> **Texto de referência**
++++++++
Estabelecido, assim, que a indisponibilidade é proibição ao poder de dispor, com finalidade acautelatória, resta por determinar o seu efetivo alcance no caso concreto.

O problema se coloca porque, na hipótese em discussão, entenderam tanto o Oficial de Registro de Imóveis quanto o MM. Juiz Corregedor Permanente que o herdeiro Agnaldo José Paglione Correa não poderia doar 2,77% do imóvel deixado pela falecida, correspondente à sua parte na herança, por conta das ordens de indisponibilidade de bens existentes em seu nome junto à CNIB – Central Nacional de Indisponibilidade de Bens.

É pacífico o entendimento jurisprudencial no sentido de que a indisponibilidade dos bens decretada em Juízo inviabiliza o ingresso, no fólio real, de título que implique a alienação voluntária do imóvel.

E segundo o princípio da saisine, todos os bens do de cujus são transmitidos aos herdeiros no momento da morte, certo que a transmissão depende de aceitação, cujos efeitos retroagem à data da abertura da sucessão.

Ocorre que, ao lado da aceitação, existe também a possibilidade de renúncia pelo herdeiro, como se depreende do parágrafo único do artigo 1.804, do Código Civil:

“Artigo 1.804. (…). Parágrafo único. A transmissão tem-se por não verificada quando o herdeiro renuncia à herança”.

In casu, não resta dúvida de que o herdeiro Agnaldo José Paglione Correa aceitou a herança para, na sequência, ceder gratuitamente seu quinhão em favor da coerdeira Cristiane Paglione Correa (fls. 78). Pressuposto necessário para transmitir sua quota é têla em seu patrimônio, de modo que a cessão imediata à partilha não se confunde com renúncia à herança e, assim, surte efeitos distintos – os quais, contudo, não se podiam produzir como pretendido, em razão da ordem de indisponibilidade a vedar a licitude da cessão almejada.

Consigne-se, por oportuno, que o v. acórdão proferido por este Colendo Conselho Superior da Magistratura na Apelação Cível nº 1001772-70.2020.8.26.0263, invocado como precedente nas razões de recurso da apelante, não tem aplicação a este caso, porque se refere a hipótese diversa. Naquele aresto, reconheceu-se a ocorrência de renúncia de herança em favor do monte mor (renúncia abdicativa), sem que o bem houvesse ingressado no patrimônio do renunciante. Aqui, diferentemente, houve a aceitação da herança e a doação da parte cabente ao renunciante para outra herdeira (renúncia translativa).

Destarte, existindo ordem de indisponibilidade de bens e direitos, a partilha decorrente da alienação inquinada não pode ser levada a registro.

Correto, portanto, o óbice imposto pelo Oficial ao registro do formal de partilha apresentado.

Ante o exposto, pelo meu voto, nego provimento ao apelo.
++++++++
> **Enunciado a**
Reproduza sem alterações o trecho do texto de referência que começa em "Estabelecido, assim, que" e termina em "Indisponibilidade de Bens.".
A listagem a seguir não tem relação alguma com o texto de referência.
++++++++
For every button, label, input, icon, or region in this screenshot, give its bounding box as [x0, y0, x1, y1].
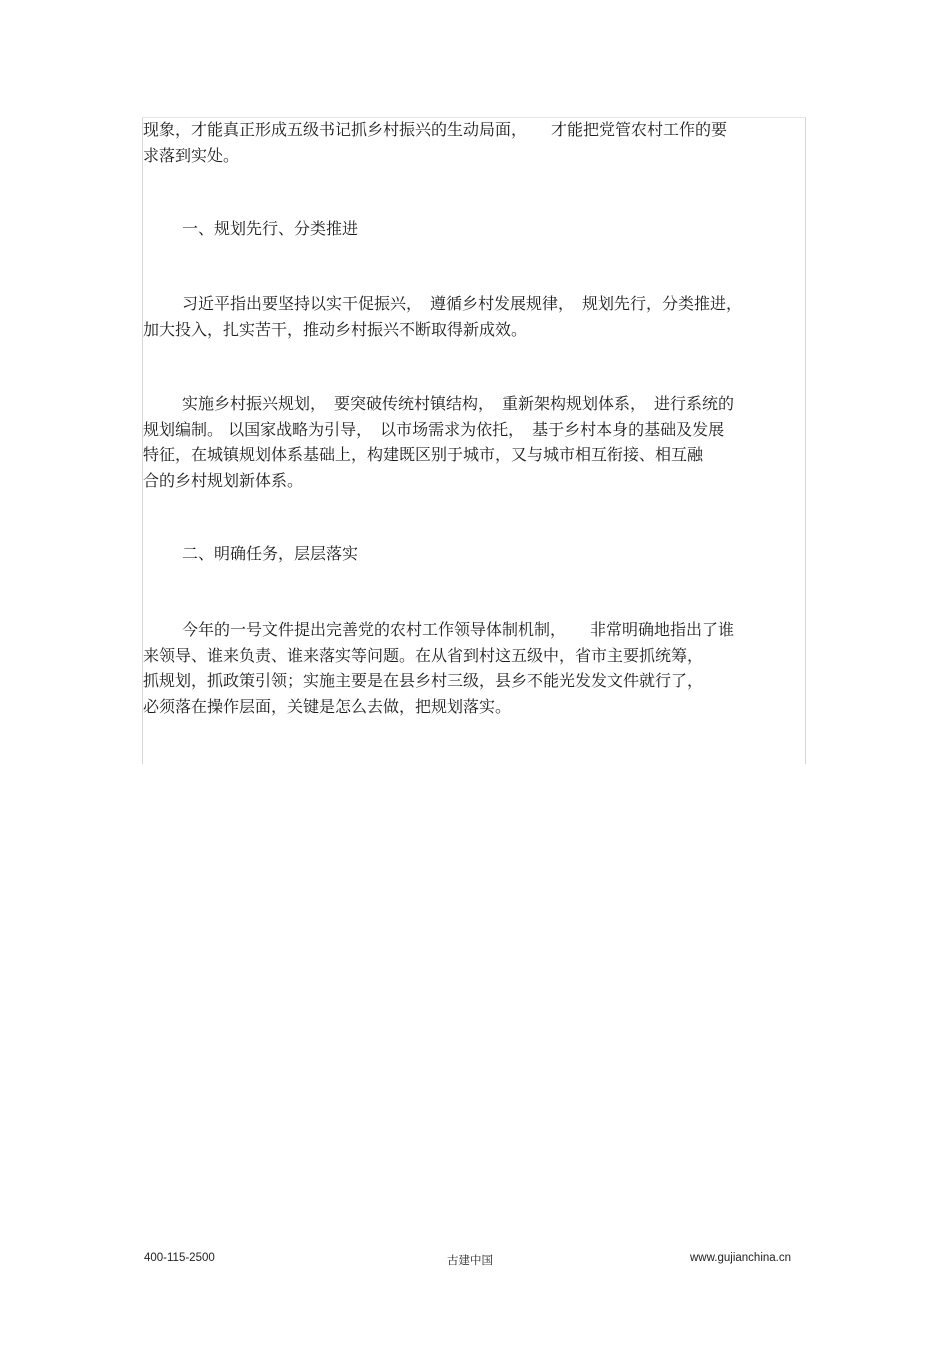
text-line: 加大投入，扎实苦干，推动乡村振兴不断取得新成效。: [143, 319, 528, 339]
text-line: 现象，才能真正形成五级书记抓乡村振兴的生动局面， 才能把党管农村工作的要: [143, 120, 728, 139]
text-line: 今年的一号文件提出完善党的农村工作领导体制机制， 非常明确地指出了谁: [182, 620, 735, 639]
section-heading-1: 一、规划先行、分类推进: [182, 219, 359, 238]
paragraph-2: [143, 391, 803, 493]
text-line: 特征，在城镇规划体系基础上，构建既区别于城市，又与城市相互衔接、相互融: [143, 445, 704, 464]
text-line: 规划编制。 以国家战略为引导， 以市场需求为依托， 基于乡村本身的基础及发展: [143, 419, 725, 439]
text-line: 求落到实处。: [143, 145, 240, 165]
paragraph-1: [143, 291, 803, 342]
footer-brand: 古建中国: [447, 1255, 493, 1267]
text-line: 来领导、谁来负责、谁来落实等问题。在从省到村这五级中，省市主要抓统筹，: [143, 645, 704, 665]
paragraph-3: [143, 617, 803, 719]
footer-phone: 400-115-2500: [144, 1252, 215, 1264]
section-heading-2: 二、明确任务，层层落实: [182, 544, 359, 563]
text-line: 必须落在操作层面，关键是怎么去做，把规划落实。: [143, 696, 512, 716]
footer-website[interactable]: www.gujianchina.cn: [690, 1252, 792, 1264]
text-line: 抓规划，抓政策引领；实施主要是在县乡村三级，县乡不能光发发文件就行了，: [143, 671, 704, 690]
intro-paragraph: [143, 117, 803, 168]
text-line: 实施乡村振兴规划， 要突破传统村镇结构， 重新架构规划体系， 进行系统的: [182, 394, 735, 413]
text-line: 习近平指出要坚持以实干促振兴， 遵循乡村发展规律， 规划先行，分类推进，: [182, 294, 743, 313]
text-line: 合的乡村规划新体系。: [143, 470, 304, 490]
++++++++
> **Enunciado b**
Transcreva da listagem, sem nenhuma alteração, as linhas que vão daquela que contém "text-line: 加大投入，扎实苦干，推动乡村振兴不断取得新成效。: [143, 319, 528, 339]" até aquela que contém "445, 704, 464]", incluindo as duas.

> **Resolução detalhada a**
Estabelecido, assim, que a indisponibilidade é proibição ao poder de dispor, com finalidade acautelatória, resta por determinar o seu efetivo alcance no caso concreto.

O problema se coloca porque, na hipótese em discussão, entenderam tanto o Oficial de Registro de Imóveis quanto o MM. Juiz Corregedor Permanente que o herdeiro Agnaldo José Paglione Correa não poderia doar 2,77% do imóvel deixado pela falecida, correspondente à sua parte na herança, por conta das ordens de indisponibilidade de bens existentes em seu nome junto à CNIB – Central Nacional de Indisponibilidade de Bens.

> **Resolução detalhada b**
text-line: 加大投入，扎实苦干，推动乡村振兴不断取得新成效。: [143, 319, 528, 339]
text-line: 现象，才能真正形成五级书记抓乡村振兴的生动局面， 才能把党管农村工作的要: [143, 120, 728, 139]
text-line: 今年的一号文件提出完善党的农村工作领导体制机制， 非常明确地指出了谁: [182, 620, 735, 639]
section-heading-1: 一、规划先行、分类推进: [182, 219, 359, 238]
paragraph-2: [143, 391, 803, 493]
text-line: 特征，在城镇规划体系基础上，构建既区别于城市，又与城市相互衔接、相互融: [143, 445, 704, 464]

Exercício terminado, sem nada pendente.